# Stated problem
Gather all lines in the entries that include the word "keskeytyksettä".

[Extracted records]

################

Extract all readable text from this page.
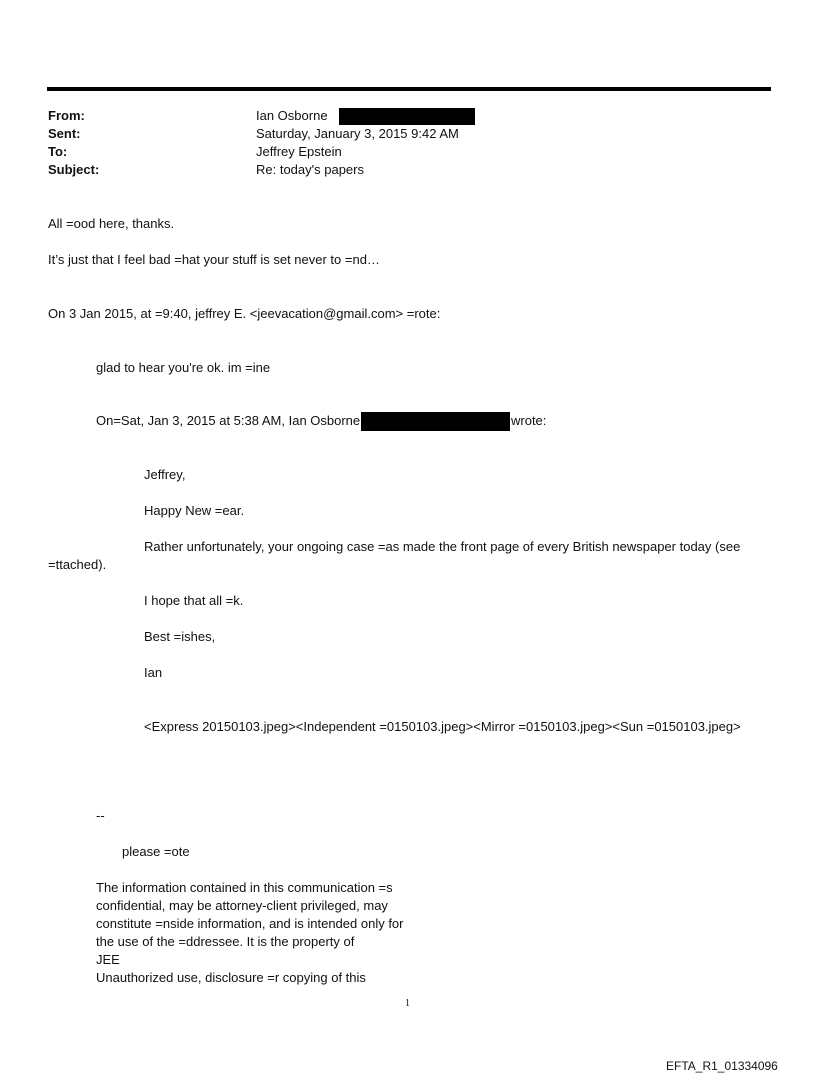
From:	Ian Osborne
Sent:	Saturday, January 3, 2015 9:42 AM
To:	Jeffrey Epstein
Subject:	Re: today's papers
All =ood here, thanks.
It’s just that I feel bad =hat your stuff is set never to =nd…
On 3 Jan 2015, at =9:40, jeffrey E. <jeevacation@gmail.com> =rote:
glad to hear you're ok. im =ine
On=Sat, Jan 3, 2015 at 5:38 AM, Ian Osborne	wrote:
Jeffrey,
Happy New =ear.
Rather unfortunately, your ongoing case =as made the front page of every British newspaper today (see
=ttached).
I hope that all =k.
Best =ishes,
Ian
<Express 20150103.jpeg><Independent =0150103.jpeg><Mirror =0150103.jpeg><Sun =0150103.jpeg>
--
please =ote
The information contained in this communication =s
confidential, may be attorney-client privileged, may
constitute =nside information, and is intended only for
the use of the =ddressee. It is the property of
JEE
Unauthorized use, disclosure =r copying of this
1
EFTA_R1_01334096
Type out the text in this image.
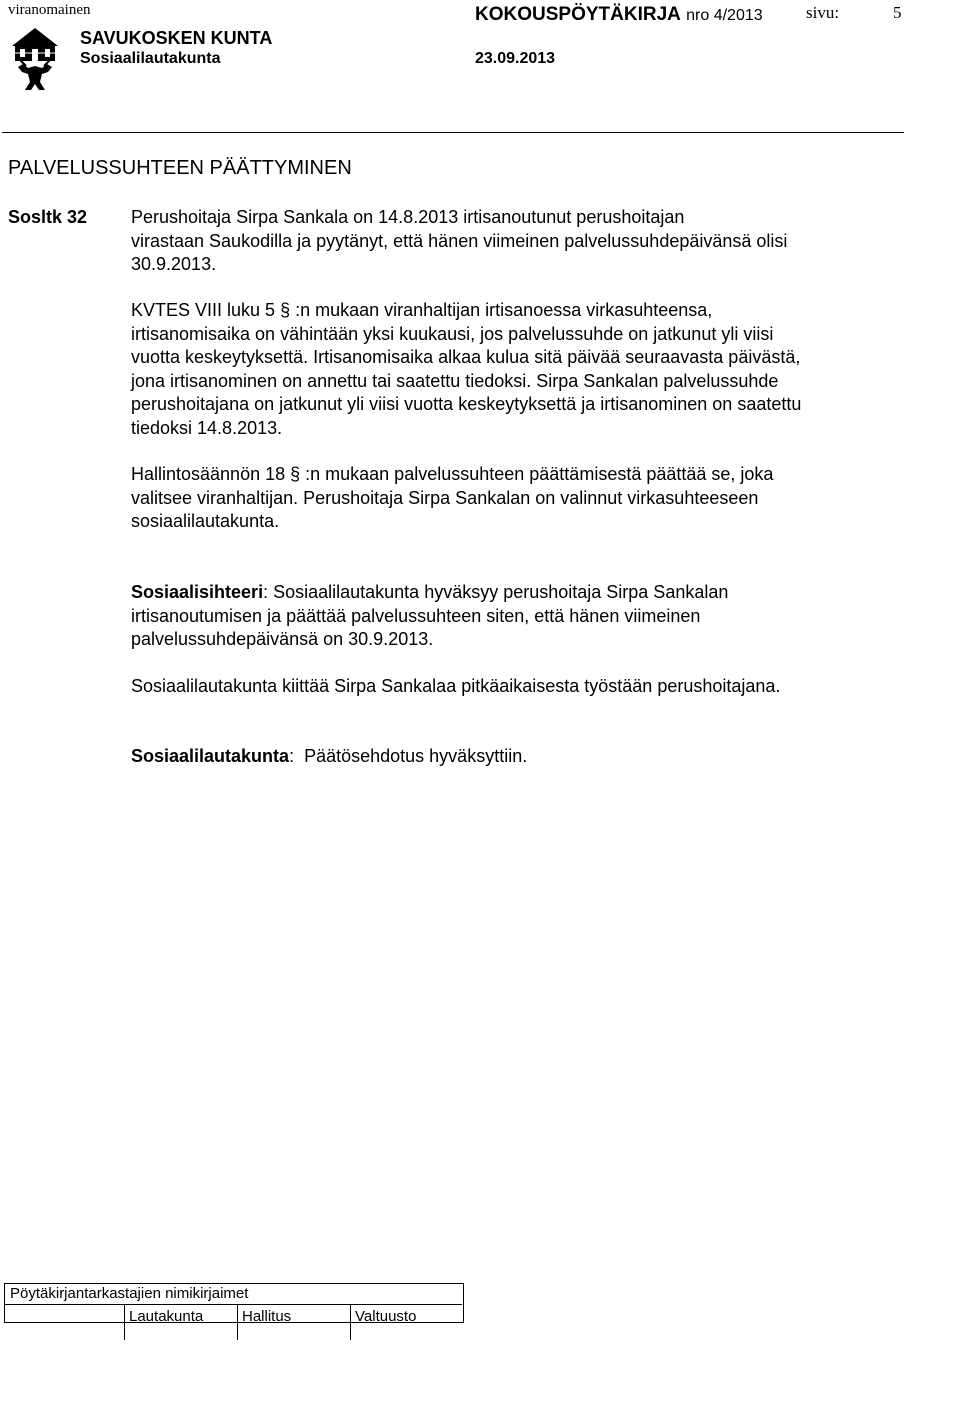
viranomainen	KOKOUSPÖYTÄKIRJA nro 4/2013	sivu:	5
SAVUKOSKEN KUNTA
Sosiaalilautakunta	23.09.2013
PALVELUSSUHTEEN PÄÄTTYMINEN
Sosltk 32 Perushoitaja Sirpa Sankala on 14.8.2013 irtisanoutunut perushoitajan

virastaan Saukodilla ja pyytänyt, että hänen viimeinen palvelussuhdepäivänsä olisi

30.9.2013.

KVTES VIII luku 5 § :n mukaan viranhaltijan irtisanoessa virkasuhteensa,

irtisanomisaika on vähintään yksi kuukausi, jos palvelussuhde on jatkunut yli viisi

vuotta keskeytyksettä. Irtisanomisaika alkaa kulua sitä päivää seuraavasta päivästä,

jona irtisanominen on annettu tai saatettu tiedoksi. Sirpa Sankalan palvelussuhde

perushoitajana on jatkunut yli viisi vuotta keskeytyksettä ja irtisanominen on saatettu

tiedoksi 14.8.2013.

Hallintosäännön 18 § :n mukaan palvelussuhteen päättämisestä päättää se, joka

valitsee viranhaltijan. Perushoitaja Sirpa Sankalan on valinnut virkasuhteeseen

sosiaalilautakunta.

Sosiaalisihteeri: Sosiaalilautakunta hyväksyy perushoitaja Sirpa Sankalan

irtisanoutumisen ja päättää palvelussuhteen siten, että hänen viimeinen

palvelussuhdepäivänsä on 30.9.2013.

Sosiaalilautakunta kiittää Sirpa Sankalaa pitkäaikaisesta työstään perushoitajana.

Sosiaalilautakunta:  Päätösehdotus hyväksyttiin.

Pöytäkirjantarkastajien nimikirjaimet
Lautakunta	Hallitus	Valtuusto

################

# Output of the task
vuotta keskeytyksettä. Irtisanomisaika alkaa kulua sitä päivää seuraavasta päivästä,
perushoitajana on jatkunut yli viisi vuotta keskeytyksettä ja irtisanominen on saatettu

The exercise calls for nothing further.